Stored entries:
______________________________
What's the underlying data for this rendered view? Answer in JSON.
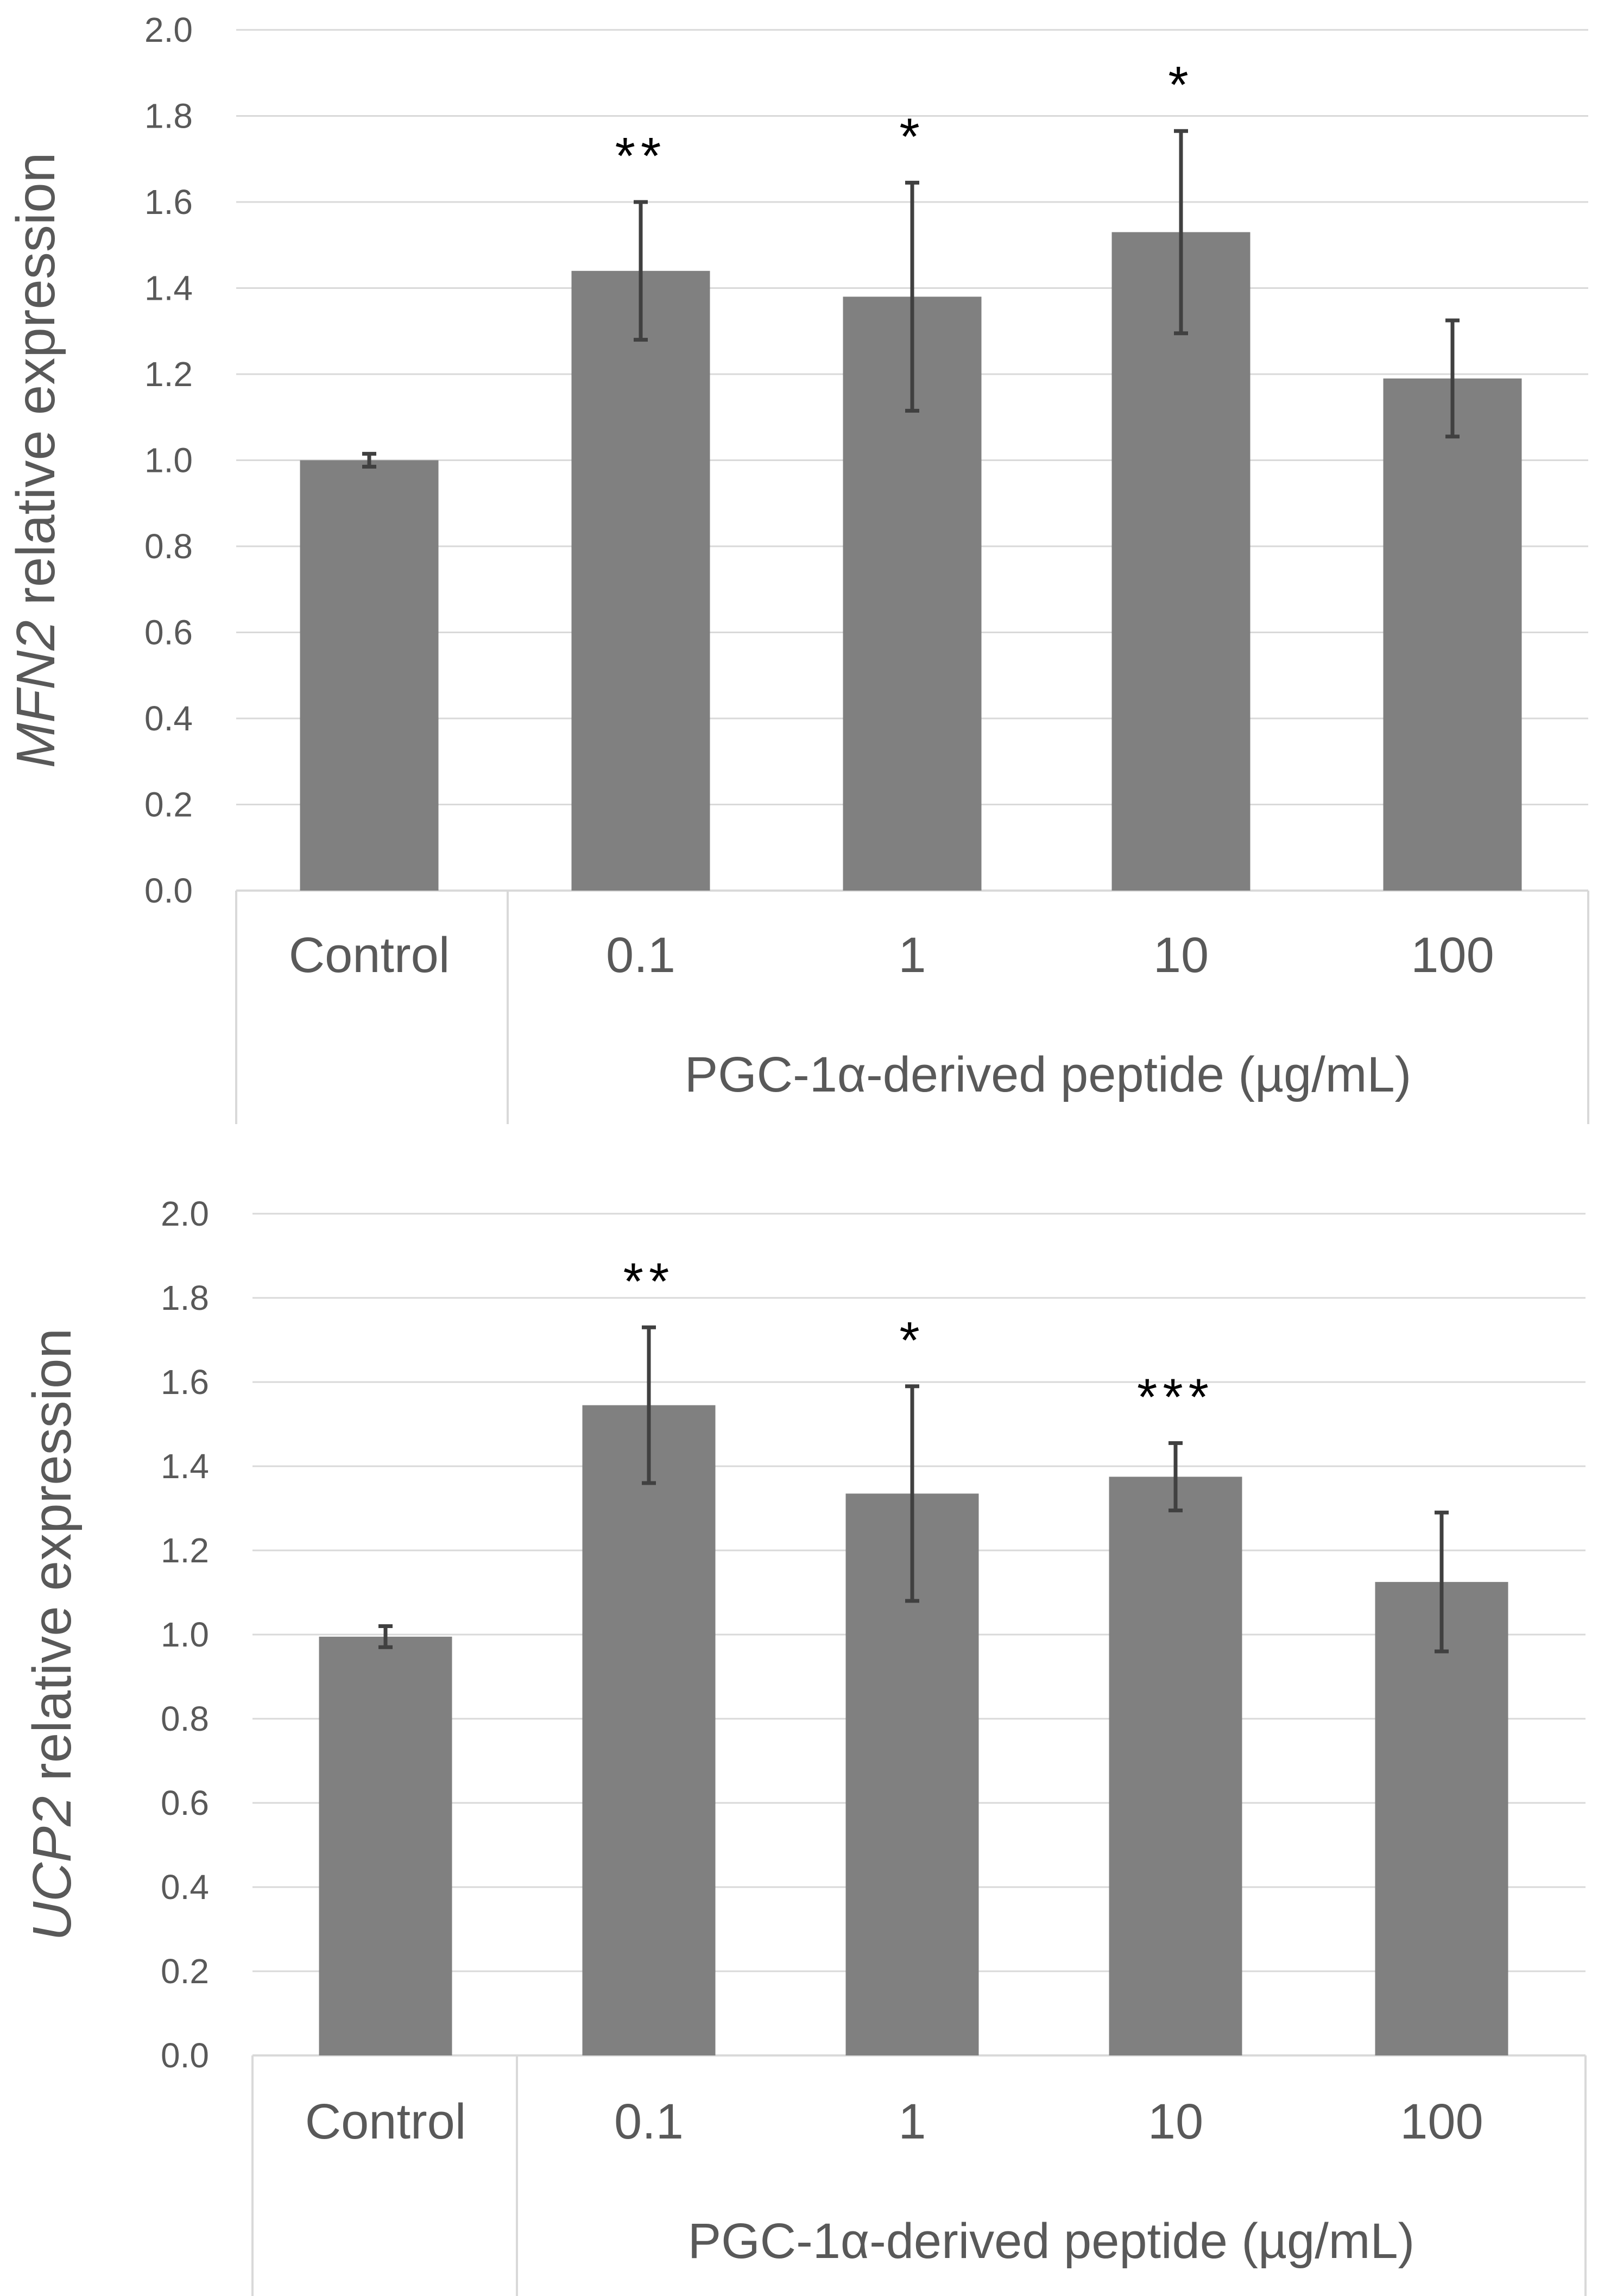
{
  "chart_data": [
    {
      "type": "bar",
      "ylabel_gene": "MFN2",
      "ylabel_rest": " relative expression",
      "group_label": "PGC-1α-derived peptide (µg/mL)",
      "categories": [
        "Control",
        "0.1",
        "1",
        "10",
        "100"
      ],
      "values": [
        1.0,
        1.44,
        1.38,
        1.53,
        1.19
      ],
      "error": [
        0.015,
        0.16,
        0.265,
        0.235,
        0.135
      ],
      "significance": [
        "",
        "**",
        "*",
        "*",
        ""
      ],
      "ylim": [
        0,
        2.0
      ],
      "yticks": [
        "0.0",
        "0.2",
        "0.4",
        "0.6",
        "0.8",
        "1.0",
        "1.2",
        "1.4",
        "1.6",
        "1.8",
        "2.0"
      ],
      "grid": true,
      "bar_color": "#808080"
    },
    {
      "type": "bar",
      "ylabel_gene": "UCP2",
      "ylabel_rest": " relative expression",
      "group_label": "PGC-1α-derived peptide (µg/mL)",
      "categories": [
        "Control",
        "0.1",
        "1",
        "10",
        "100"
      ],
      "values": [
        0.995,
        1.545,
        1.335,
        1.375,
        1.125
      ],
      "error": [
        0.025,
        0.185,
        0.255,
        0.08,
        0.165
      ],
      "significance": [
        "",
        "**",
        "*",
        "***",
        ""
      ],
      "ylim": [
        0,
        2.0
      ],
      "yticks": [
        "0.0",
        "0.2",
        "0.4",
        "0.6",
        "0.8",
        "1.0",
        "1.2",
        "1.4",
        "1.6",
        "1.8",
        "2.0"
      ],
      "grid": true,
      "bar_color": "#808080"
    }
  ]
}
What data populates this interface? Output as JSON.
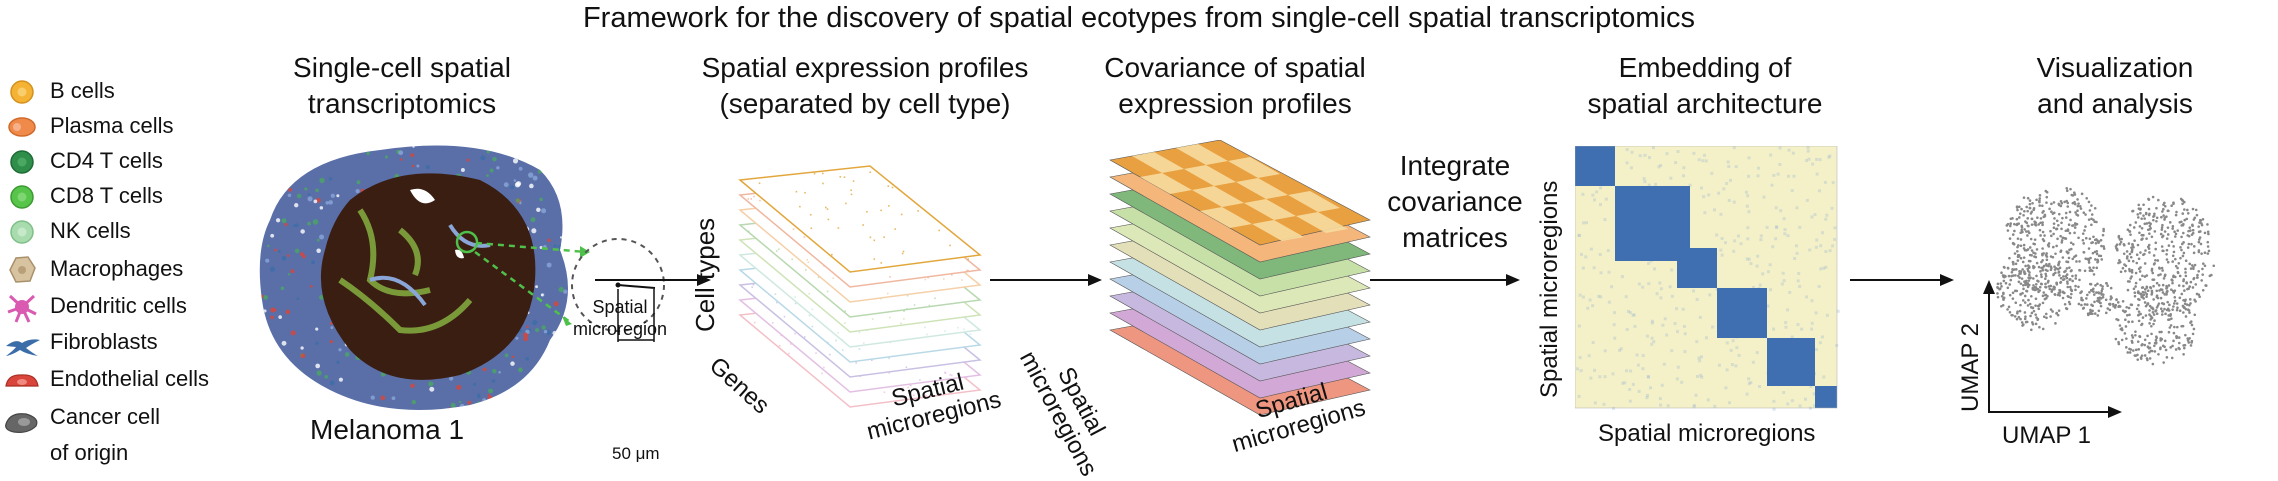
{
  "title": "Framework for the discovery of spatial ecotypes from single-cell spatial transcriptomics",
  "legend": [
    {
      "label": "B cells",
      "color": "#f5b335",
      "icon": "round-cell-icon"
    },
    {
      "label": "Plasma cells",
      "color": "#f08a4b",
      "icon": "oval-cell-icon"
    },
    {
      "label": "CD4 T cells",
      "color": "#2f8f4a",
      "icon": "round-cell-icon"
    },
    {
      "label": "CD8 T cells",
      "color": "#57c44a",
      "icon": "round-cell-icon"
    },
    {
      "label": "NK cells",
      "color": "#a8dcae",
      "icon": "round-cell-icon"
    },
    {
      "label": "Macrophages",
      "color": "#d8c3a0",
      "icon": "macrophage-icon"
    },
    {
      "label": "Dendritic cells",
      "color": "#d95ab0",
      "icon": "dendritic-icon"
    },
    {
      "label": "Fibroblasts",
      "color": "#3b6ea8",
      "icon": "fibroblast-icon"
    },
    {
      "label": "Endothelial cells",
      "color": "#d9453a",
      "icon": "endothelial-icon"
    },
    {
      "label_line1": "Cancer cell",
      "label_line2": "of origin",
      "color": "#666666",
      "icon": "cancer-cell-icon"
    }
  ],
  "panels": {
    "p1": {
      "line1": "Single-cell spatial",
      "line2": "transcriptomics",
      "sample": "Melanoma 1",
      "region_l1": "Spatial",
      "region_l2": "microregion",
      "scale": "50 μm"
    },
    "p2": {
      "line1": "Spatial expression profiles",
      "line2": "(separated by cell type)",
      "axis_celltypes": "Cell types",
      "axis_genes": "Genes",
      "axis_regions_l1": "Spatial",
      "axis_regions_l2": "microregions"
    },
    "p3": {
      "line1": "Covariance of spatial",
      "line2": "expression profiles",
      "axis_regions_left_l1": "Spatial",
      "axis_regions_left_l2": "microregions",
      "axis_regions_right_l1": "Spatial",
      "axis_regions_right_l2": "microregions"
    },
    "integrate": {
      "line1": "Integrate",
      "line2": "covariance",
      "line3": "matrices"
    },
    "p4": {
      "line1": "Embedding of",
      "line2": "spatial architecture",
      "ylabel": "Spatial microregions",
      "xlabel": "Spatial microregions"
    },
    "p5": {
      "line1": "Visualization",
      "line2": "and analysis",
      "xlabel": "UMAP 1",
      "ylabel": "UMAP 2"
    }
  },
  "colors": {
    "layers": [
      "#e2a73c",
      "#f0b7a0",
      "#f5d0a8",
      "#b8d8b0",
      "#cfe3b8",
      "#cfe9e0",
      "#b9d9e6",
      "#c9c0e3",
      "#e3c0e3",
      "#f3c0c8"
    ],
    "cov_layers": [
      "#e8a040",
      "#f4b67a",
      "#7fb87a",
      "#c6e0a8",
      "#dde8b8",
      "#e3dfb8",
      "#c5e1e4",
      "#b8cfe8",
      "#c7b8e0",
      "#d2a9d6",
      "#ef9680"
    ],
    "heatmap_blue": "#3f6fb0",
    "heatmap_light": "#f4f1c8"
  }
}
______________________________
_DIRECTIONS_
Every entry above is to be copied verbatim, with the pictures removed.

_EXERCISE ANSWER_
What's the underlying data for this rendered view? Answer in JSON.
{
  "chart_data": [
    {
      "type": "bar",
      "ylabel_gene": "MFN2",
      "ylabel_rest": " relative expression",
      "group_label": "PGC-1α-derived peptide (µg/mL)",
      "categories": [
        "Control",
        "0.1",
        "1",
        "10",
        "100"
      ],
      "values": [
        1.0,
        1.44,
        1.38,
        1.53,
        1.19
      ],
      "error": [
        0.015,
        0.16,
        0.265,
        0.235,
        0.135
      ],
      "significance": [
        "",
        "**",
        "*",
        "*",
        ""
      ],
      "ylim": [
        0,
        2.0
      ],
      "yticks": [
        "0.0",
        "0.2",
        "0.4",
        "0.6",
        "0.8",
        "1.0",
        "1.2",
        "1.4",
        "1.6",
        "1.8",
        "2.0"
      ],
      "grid": true,
      "bar_color": "#808080"
    },
    {
      "type": "bar",
      "ylabel_gene": "UCP2",
      "ylabel_rest": " relative expression",
      "group_label": "PGC-1α-derived peptide (µg/mL)",
      "categories": [
        "Control",
        "0.1",
        "1",
        "10",
        "100"
      ],
      "values": [
        0.995,
        1.545,
        1.335,
        1.375,
        1.125
      ],
      "error": [
        0.025,
        0.185,
        0.255,
        0.08,
        0.165
      ],
      "significance": [
        "",
        "**",
        "*",
        "***",
        ""
      ],
      "ylim": [
        0,
        2.0
      ],
      "yticks": [
        "0.0",
        "0.2",
        "0.4",
        "0.6",
        "0.8",
        "1.0",
        "1.2",
        "1.4",
        "1.6",
        "1.8",
        "2.0"
      ],
      "grid": true,
      "bar_color": "#808080"
    }
  ]
}
What data populates this interface? Output as JSON.
{
  "title": "Framework for the discovery of spatial ecotypes from single-cell spatial transcriptomics",
  "legend": [
    {
      "label": "B cells",
      "color": "#f5b335",
      "icon": "round-cell-icon"
    },
    {
      "label": "Plasma cells",
      "color": "#f08a4b",
      "icon": "oval-cell-icon"
    },
    {
      "label": "CD4 T cells",
      "color": "#2f8f4a",
      "icon": "round-cell-icon"
    },
    {
      "label": "CD8 T cells",
      "color": "#57c44a",
      "icon": "round-cell-icon"
    },
    {
      "label": "NK cells",
      "color": "#a8dcae",
      "icon": "round-cell-icon"
    },
    {
      "label": "Macrophages",
      "color": "#d8c3a0",
      "icon": "macrophage-icon"
    },
    {
      "label": "Dendritic cells",
      "color": "#d95ab0",
      "icon": "dendritic-icon"
    },
    {
      "label": "Fibroblasts",
      "color": "#3b6ea8",
      "icon": "fibroblast-icon"
    },
    {
      "label": "Endothelial cells",
      "color": "#d9453a",
      "icon": "endothelial-icon"
    },
    {
      "label_line1": "Cancer cell",
      "label_line2": "of origin",
      "color": "#666666",
      "icon": "cancer-cell-icon"
    }
  ],
  "panels": {
    "p1": {
      "line1": "Single-cell spatial",
      "line2": "transcriptomics",
      "sample": "Melanoma 1",
      "region_l1": "Spatial",
      "region_l2": "microregion",
      "scale": "50 μm"
    },
    "p2": {
      "line1": "Spatial expression profiles",
      "line2": "(separated by cell type)",
      "axis_celltypes": "Cell types",
      "axis_genes": "Genes",
      "axis_regions_l1": "Spatial",
      "axis_regions_l2": "microregions"
    },
    "p3": {
      "line1": "Covariance of spatial",
      "line2": "expression profiles",
      "axis_regions_left_l1": "Spatial",
      "axis_regions_left_l2": "microregions",
      "axis_regions_right_l1": "Spatial",
      "axis_regions_right_l2": "microregions"
    },
    "integrate": {
      "line1": "Integrate",
      "line2": "covariance",
      "line3": "matrices"
    },
    "p4": {
      "line1": "Embedding of",
      "line2": "spatial architecture",
      "ylabel": "Spatial microregions",
      "xlabel": "Spatial microregions"
    },
    "p5": {
      "line1": "Visualization",
      "line2": "and analysis",
      "xlabel": "UMAP 1",
      "ylabel": "UMAP 2"
    }
  },
  "colors": {
    "layers": [
      "#e2a73c",
      "#f0b7a0",
      "#f5d0a8",
      "#b8d8b0",
      "#cfe3b8",
      "#cfe9e0",
      "#b9d9e6",
      "#c9c0e3",
      "#e3c0e3",
      "#f3c0c8"
    ],
    "cov_layers": [
      "#e8a040",
      "#f4b67a",
      "#7fb87a",
      "#c6e0a8",
      "#dde8b8",
      "#e3dfb8",
      "#c5e1e4",
      "#b8cfe8",
      "#c7b8e0",
      "#d2a9d6",
      "#ef9680"
    ],
    "heatmap_blue": "#3f6fb0",
    "heatmap_light": "#f4f1c8"
  }
}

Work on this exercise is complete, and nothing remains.